**Your assignment**:
Answer these questions from the court opinion on the will:
1. On what date was the will executed?
2. What amount did each bequest to the children carry?
3. On what date was the order of probate issued?

(Beginning of Given passage)

Appellant's final allegation was also properly dismissed. He claimed that the appellees, through breach of their fiduciary duties to the testator, through the use of the will and codicils, and through manipulation of various unnamed corporations, used and controlled the testator's estate to their own benefit. Such an allegation is wholly immaterial to the validity of the will, the only issue before the court, and was properly disposed of by the trial judge.

Accordingly, the judgment on appeal is

Affirmed.

NOTES

[1] In Estate of Himmelfarb, D.C.App., 345 A.2d 477 (1975), a division of this court reversed the trial court's dismissal of appellant's complaint on the grounds of res judicata and equitable estoppel.

[2] Appellant contends that, since the trial court's dismissal of paragraph 8A was improper, its award of expenses to appellees in connection with the dismissal was also improper. Since we find no error in the dismissal, we do not reach this issue.

[3] The will was executed on June 29, 1962. The codicils were executed on February 12, 1964, January 4, 1965, December 10, 1965, and February 16, 1966.

[4] The will states that the testator made "ample and substantial provisions for [his] children by gifts and by the establishment of several trusts for their benefit." The $10,000 bequests were simply "a token of [his] affection for each of them." As the testator said in his will, his intent was "to carry out a long-cherished aim to bequeath the bulk of [his] estate for religious, educational and charitable uses."

[5] D.C.Code 1973, § 18-509 provides:

After a will has been admitted to probate, a person in interest may, within six months from the date of the order of probate, file a verified caveat to the will, praying that the probate thereof be revoked.

Because appellant's sister filed a caveat in 1968, which was not settled until May of 1973, the order of probate was not issued until June 27, 1973.

(End of Given passage)
(Beginning of Data provided)

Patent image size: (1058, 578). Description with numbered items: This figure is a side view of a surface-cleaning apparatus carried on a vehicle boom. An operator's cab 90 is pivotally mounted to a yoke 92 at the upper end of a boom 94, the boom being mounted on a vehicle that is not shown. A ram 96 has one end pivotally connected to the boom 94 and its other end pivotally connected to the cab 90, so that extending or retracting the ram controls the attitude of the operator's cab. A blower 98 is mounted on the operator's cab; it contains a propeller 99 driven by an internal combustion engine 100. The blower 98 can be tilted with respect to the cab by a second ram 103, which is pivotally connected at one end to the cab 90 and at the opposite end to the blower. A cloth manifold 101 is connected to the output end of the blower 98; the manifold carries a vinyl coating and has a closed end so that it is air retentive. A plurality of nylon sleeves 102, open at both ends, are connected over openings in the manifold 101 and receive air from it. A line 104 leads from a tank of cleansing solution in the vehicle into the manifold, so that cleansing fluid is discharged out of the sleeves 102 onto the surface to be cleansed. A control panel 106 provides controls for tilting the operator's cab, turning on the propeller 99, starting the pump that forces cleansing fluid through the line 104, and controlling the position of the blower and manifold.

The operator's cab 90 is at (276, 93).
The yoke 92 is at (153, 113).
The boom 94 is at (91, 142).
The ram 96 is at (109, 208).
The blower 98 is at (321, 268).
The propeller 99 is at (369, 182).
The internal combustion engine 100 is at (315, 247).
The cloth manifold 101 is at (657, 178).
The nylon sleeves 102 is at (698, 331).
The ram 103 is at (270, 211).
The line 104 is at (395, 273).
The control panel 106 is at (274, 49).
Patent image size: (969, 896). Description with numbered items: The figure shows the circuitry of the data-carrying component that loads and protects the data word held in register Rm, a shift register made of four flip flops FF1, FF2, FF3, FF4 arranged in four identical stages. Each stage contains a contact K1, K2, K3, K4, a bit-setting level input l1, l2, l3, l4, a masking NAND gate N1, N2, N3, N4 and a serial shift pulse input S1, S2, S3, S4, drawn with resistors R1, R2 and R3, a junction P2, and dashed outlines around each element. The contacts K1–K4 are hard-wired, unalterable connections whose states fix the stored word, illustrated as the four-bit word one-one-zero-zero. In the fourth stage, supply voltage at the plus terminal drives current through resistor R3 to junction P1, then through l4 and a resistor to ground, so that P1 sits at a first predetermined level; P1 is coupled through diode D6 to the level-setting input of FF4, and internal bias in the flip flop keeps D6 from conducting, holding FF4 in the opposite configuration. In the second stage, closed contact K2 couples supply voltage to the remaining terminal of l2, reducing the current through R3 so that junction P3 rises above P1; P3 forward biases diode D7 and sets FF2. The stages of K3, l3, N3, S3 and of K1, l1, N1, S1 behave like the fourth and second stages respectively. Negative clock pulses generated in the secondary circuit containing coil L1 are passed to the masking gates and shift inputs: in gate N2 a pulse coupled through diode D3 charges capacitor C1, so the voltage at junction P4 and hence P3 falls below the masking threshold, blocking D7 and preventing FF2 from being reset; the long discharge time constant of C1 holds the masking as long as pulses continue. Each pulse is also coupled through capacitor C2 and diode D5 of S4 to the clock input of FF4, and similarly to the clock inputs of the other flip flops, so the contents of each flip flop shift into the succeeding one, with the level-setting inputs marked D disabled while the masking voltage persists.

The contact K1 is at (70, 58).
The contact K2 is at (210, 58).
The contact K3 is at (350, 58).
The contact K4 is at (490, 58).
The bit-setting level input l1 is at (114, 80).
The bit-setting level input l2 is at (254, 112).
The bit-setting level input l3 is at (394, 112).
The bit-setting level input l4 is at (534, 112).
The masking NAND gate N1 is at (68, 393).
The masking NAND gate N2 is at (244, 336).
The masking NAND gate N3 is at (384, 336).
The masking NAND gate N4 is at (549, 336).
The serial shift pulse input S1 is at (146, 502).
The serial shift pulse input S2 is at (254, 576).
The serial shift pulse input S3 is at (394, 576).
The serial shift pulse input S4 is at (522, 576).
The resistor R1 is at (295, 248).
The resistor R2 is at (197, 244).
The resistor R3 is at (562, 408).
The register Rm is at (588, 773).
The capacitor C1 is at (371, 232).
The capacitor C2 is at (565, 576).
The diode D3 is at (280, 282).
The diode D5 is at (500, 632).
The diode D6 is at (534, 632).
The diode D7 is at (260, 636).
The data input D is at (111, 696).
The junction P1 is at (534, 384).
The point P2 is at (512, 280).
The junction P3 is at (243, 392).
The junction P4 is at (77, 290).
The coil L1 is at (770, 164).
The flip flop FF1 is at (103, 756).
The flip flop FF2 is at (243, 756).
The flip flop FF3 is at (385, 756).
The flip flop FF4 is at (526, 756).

(End of Data provided)

**Solution**:
1. June 29, 1962
2. $10,000
3. June 27, 1973